------ MATERIAL SUPPLIED ------

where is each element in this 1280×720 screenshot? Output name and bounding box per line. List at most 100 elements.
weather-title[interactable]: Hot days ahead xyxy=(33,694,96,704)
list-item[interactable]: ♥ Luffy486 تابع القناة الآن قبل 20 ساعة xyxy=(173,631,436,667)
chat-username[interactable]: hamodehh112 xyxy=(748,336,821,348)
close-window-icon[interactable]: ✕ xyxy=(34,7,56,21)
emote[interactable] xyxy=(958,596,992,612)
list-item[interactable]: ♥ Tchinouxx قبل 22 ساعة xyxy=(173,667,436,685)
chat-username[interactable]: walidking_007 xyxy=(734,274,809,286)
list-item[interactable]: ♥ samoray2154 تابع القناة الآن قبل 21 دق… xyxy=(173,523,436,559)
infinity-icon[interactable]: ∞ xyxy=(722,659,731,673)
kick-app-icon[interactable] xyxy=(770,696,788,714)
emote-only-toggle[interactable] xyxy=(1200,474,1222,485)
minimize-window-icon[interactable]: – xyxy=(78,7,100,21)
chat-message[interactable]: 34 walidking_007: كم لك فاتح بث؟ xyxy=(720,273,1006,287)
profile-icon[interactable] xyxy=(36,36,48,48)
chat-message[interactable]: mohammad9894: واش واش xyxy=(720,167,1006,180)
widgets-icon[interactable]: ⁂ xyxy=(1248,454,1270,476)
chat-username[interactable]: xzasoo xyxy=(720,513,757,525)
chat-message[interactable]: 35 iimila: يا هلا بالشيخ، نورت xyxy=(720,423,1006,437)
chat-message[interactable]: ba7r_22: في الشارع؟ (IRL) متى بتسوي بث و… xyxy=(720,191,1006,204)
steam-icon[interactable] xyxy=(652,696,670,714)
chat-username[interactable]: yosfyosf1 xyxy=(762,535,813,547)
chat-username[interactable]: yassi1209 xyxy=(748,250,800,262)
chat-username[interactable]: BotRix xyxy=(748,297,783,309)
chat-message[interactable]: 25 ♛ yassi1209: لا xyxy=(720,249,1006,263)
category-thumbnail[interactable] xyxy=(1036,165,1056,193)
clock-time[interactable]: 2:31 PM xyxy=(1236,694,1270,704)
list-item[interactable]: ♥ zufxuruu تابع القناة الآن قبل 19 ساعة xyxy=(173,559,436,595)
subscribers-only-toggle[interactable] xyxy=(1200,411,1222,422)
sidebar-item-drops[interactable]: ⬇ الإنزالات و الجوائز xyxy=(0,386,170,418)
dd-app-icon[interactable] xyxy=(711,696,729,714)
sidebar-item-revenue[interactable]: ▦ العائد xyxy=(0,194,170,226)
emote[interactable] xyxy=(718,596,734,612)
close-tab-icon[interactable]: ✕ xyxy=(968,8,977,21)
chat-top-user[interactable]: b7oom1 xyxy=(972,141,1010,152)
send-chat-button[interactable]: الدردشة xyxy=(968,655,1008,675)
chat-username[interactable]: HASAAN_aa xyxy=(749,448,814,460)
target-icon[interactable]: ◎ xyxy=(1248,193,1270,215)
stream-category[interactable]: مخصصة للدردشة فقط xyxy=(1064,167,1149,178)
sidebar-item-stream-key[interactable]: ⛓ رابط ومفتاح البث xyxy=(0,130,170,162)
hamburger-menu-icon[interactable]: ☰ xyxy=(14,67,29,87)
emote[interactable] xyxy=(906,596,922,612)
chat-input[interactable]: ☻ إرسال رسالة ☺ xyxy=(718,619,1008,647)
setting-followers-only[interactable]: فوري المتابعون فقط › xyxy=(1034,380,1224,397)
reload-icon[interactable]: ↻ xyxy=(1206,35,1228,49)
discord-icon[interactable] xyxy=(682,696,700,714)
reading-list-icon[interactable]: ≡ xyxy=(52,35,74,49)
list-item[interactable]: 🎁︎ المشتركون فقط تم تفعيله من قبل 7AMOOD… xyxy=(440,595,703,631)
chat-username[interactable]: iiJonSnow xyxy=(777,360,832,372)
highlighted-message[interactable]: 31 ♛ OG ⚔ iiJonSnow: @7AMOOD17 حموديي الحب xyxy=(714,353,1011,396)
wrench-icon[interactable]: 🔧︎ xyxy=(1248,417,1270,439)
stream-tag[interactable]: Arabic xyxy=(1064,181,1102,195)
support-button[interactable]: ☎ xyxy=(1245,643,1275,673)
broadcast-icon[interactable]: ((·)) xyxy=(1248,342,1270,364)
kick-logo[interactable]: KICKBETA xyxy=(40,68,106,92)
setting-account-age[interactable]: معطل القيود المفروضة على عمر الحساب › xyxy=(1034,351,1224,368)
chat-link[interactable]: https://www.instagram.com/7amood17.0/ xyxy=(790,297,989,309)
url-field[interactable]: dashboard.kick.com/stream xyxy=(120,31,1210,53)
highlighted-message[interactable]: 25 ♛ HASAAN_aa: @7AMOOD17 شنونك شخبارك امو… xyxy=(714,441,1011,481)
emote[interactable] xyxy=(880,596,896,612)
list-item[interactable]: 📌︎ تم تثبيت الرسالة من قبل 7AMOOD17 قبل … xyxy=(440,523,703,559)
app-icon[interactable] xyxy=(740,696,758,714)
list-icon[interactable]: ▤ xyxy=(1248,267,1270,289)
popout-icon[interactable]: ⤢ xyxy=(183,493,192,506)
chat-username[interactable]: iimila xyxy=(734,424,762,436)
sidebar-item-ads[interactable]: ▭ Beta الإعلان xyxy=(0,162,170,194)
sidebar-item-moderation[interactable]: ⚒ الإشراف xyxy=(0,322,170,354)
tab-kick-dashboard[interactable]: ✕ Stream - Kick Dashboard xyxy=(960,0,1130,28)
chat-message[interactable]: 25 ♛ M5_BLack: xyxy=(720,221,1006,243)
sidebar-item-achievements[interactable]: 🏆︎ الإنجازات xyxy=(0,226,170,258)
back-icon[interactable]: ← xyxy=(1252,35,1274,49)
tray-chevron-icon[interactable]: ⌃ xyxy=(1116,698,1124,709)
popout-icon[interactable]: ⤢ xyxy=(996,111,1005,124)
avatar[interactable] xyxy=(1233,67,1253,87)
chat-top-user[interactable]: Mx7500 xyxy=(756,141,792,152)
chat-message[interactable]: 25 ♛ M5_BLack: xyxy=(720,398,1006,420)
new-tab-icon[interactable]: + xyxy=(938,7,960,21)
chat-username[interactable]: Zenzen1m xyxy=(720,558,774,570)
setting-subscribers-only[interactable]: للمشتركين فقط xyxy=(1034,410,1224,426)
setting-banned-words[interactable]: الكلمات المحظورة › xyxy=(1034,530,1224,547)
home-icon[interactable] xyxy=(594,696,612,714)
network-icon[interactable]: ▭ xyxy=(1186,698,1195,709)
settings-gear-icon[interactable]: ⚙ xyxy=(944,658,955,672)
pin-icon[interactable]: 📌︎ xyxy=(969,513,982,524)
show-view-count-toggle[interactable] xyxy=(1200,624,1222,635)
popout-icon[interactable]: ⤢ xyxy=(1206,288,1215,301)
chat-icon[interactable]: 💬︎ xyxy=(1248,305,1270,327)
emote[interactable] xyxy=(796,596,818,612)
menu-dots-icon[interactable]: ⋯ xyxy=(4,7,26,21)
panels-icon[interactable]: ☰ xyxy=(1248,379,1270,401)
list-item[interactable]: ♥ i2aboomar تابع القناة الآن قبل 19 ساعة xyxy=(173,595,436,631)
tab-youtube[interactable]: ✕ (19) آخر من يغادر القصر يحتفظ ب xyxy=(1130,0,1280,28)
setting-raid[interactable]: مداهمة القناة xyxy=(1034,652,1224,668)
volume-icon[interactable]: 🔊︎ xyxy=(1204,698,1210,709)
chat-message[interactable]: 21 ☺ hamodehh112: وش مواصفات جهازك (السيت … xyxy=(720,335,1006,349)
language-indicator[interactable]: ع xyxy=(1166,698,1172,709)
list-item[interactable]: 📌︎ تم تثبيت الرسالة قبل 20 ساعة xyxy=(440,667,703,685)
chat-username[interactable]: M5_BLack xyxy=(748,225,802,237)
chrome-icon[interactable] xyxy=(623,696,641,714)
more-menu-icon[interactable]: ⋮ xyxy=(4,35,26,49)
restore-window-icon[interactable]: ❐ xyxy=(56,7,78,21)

------

**GOAL OF THE EXERCISE:** Reproduce the material word for word, from its first line through the line containing "list-item[interactable]: ♥ samoray2154", inclusive.

**EXERCISE ANSWER:**
where is each element in this 1280×720 screenshot? Output name and bounding box per line. List at most 100 elements.
weather-title[interactable]: Hot days ahead xyxy=(33,694,96,704)
list-item[interactable]: ♥ Luffy486 تابع القناة الآن قبل 20 ساعة xyxy=(173,631,436,667)
chat-username[interactable]: hamodehh112 xyxy=(748,336,821,348)
close-window-icon[interactable]: ✕ xyxy=(34,7,56,21)
emote[interactable] xyxy=(958,596,992,612)
list-item[interactable]: ♥ Tchinouxx قبل 22 ساعة xyxy=(173,667,436,685)
chat-username[interactable]: walidking_007 xyxy=(734,274,809,286)
list-item[interactable]: ♥ samoray2154 تابع القناة الآن قبل 21 دق… xyxy=(173,523,436,559)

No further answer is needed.